** BEGIN **

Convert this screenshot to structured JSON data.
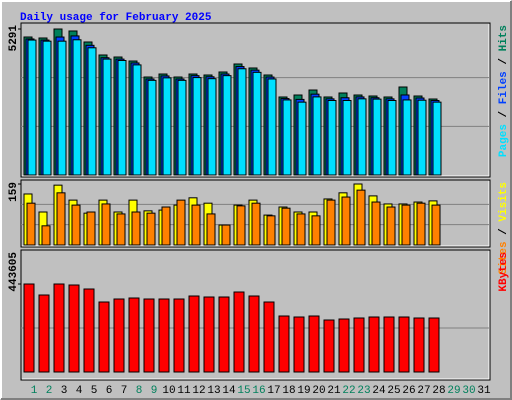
{
  "chart_data": [
    {
      "type": "bar",
      "title": "Daily usage for February 2025",
      "ylim": [
        0,
        5291
      ],
      "yticks": [
        5291
      ],
      "series": [
        {
          "name": "Hits",
          "color": "#00805c",
          "values": [
            5001,
            4965,
            5291,
            5219,
            4820,
            4349,
            4276,
            4131,
            3551,
            3660,
            3551,
            3660,
            3624,
            3733,
            4023,
            3878,
            3624,
            2827,
            2899,
            3080,
            2827,
            2972,
            2899,
            2863,
            2827,
            3189,
            2863,
            2754,
            null,
            null,
            null
          ]
        },
        {
          "name": "Files",
          "color": "#0040ff",
          "values": [
            4930,
            4890,
            5000,
            5040,
            4700,
            4250,
            4200,
            4060,
            3480,
            3590,
            3480,
            3600,
            3560,
            3660,
            3930,
            3800,
            3550,
            2770,
            2740,
            2930,
            2760,
            2800,
            2830,
            2800,
            2760,
            2900,
            2790,
            2700,
            null,
            null,
            null
          ]
        },
        {
          "name": "Pages",
          "color": "#00e0ff",
          "values": [
            4890,
            4850,
            4850,
            4900,
            4610,
            4200,
            4150,
            3990,
            3430,
            3520,
            3430,
            3530,
            3490,
            3600,
            3850,
            3720,
            3480,
            2720,
            2640,
            2830,
            2700,
            2700,
            2760,
            2750,
            2700,
            2720,
            2710,
            2640,
            null,
            null,
            null
          ]
        }
      ]
    },
    {
      "type": "bar",
      "ylim": [
        0,
        159
      ],
      "yticks": [
        159
      ],
      "series": [
        {
          "name": "Visits",
          "color": "#ffff00",
          "values": [
            133,
            86,
            156,
            117,
            83,
            117,
            86,
            117,
            89,
            91,
            104,
            123,
            109,
            52,
            104,
            117,
            78,
            99,
            86,
            86,
            120,
            136,
            159,
            128,
            107,
            107,
            112,
            115,
            null,
            null,
            null
          ]
        },
        {
          "name": "Sites",
          "color": "#ff8000",
          "values": [
            109,
            50,
            136,
            104,
            86,
            107,
            81,
            86,
            83,
            99,
            117,
            104,
            81,
            52,
            102,
            109,
            76,
            96,
            81,
            76,
            117,
            125,
            143,
            112,
            99,
            104,
            109,
            104,
            null,
            null,
            null
          ]
        }
      ]
    },
    {
      "type": "bar",
      "ylim": [
        0,
        443605
      ],
      "yticks": [
        443605
      ],
      "categories": [
        "1",
        "2",
        "3",
        "4",
        "5",
        "6",
        "7",
        "8",
        "9",
        "10",
        "11",
        "12",
        "13",
        "14",
        "15",
        "16",
        "17",
        "18",
        "19",
        "20",
        "21",
        "22",
        "23",
        "24",
        "25",
        "26",
        "27",
        "28",
        "29",
        "30",
        "31"
      ],
      "category_colors": [
        "#00805c",
        "#00805c",
        "#000000",
        "#000000",
        "#000000",
        "#000000",
        "#000000",
        "#00805c",
        "#00805c",
        "#000000",
        "#000000",
        "#000000",
        "#000000",
        "#000000",
        "#00805c",
        "#00805c",
        "#000000",
        "#000000",
        "#000000",
        "#000000",
        "#000000",
        "#00805c",
        "#00805c",
        "#000000",
        "#000000",
        "#000000",
        "#000000",
        "#000000",
        "#00805c",
        "#00805c",
        "#000000"
      ],
      "series": [
        {
          "name": "KBytes",
          "color": "#ff0000",
          "values": [
            443605,
            388160,
            443605,
            438570,
            418400,
            352870,
            367990,
            373030,
            367990,
            367990,
            367990,
            383120,
            378080,
            378080,
            403280,
            383120,
            352870,
            282300,
            277260,
            282300,
            262130,
            267170,
            272210,
            277260,
            277260,
            277260,
            272210,
            272210,
            null,
            null,
            null
          ]
        }
      ]
    }
  ]
}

** END **

Collect the lines that hold "name".

* [Task solution]:
          "name": "Hits",
          "name": "Files",
          "name": "Pages",
          "name": "Visits",
          "name": "Sites",
          "name": "KBytes",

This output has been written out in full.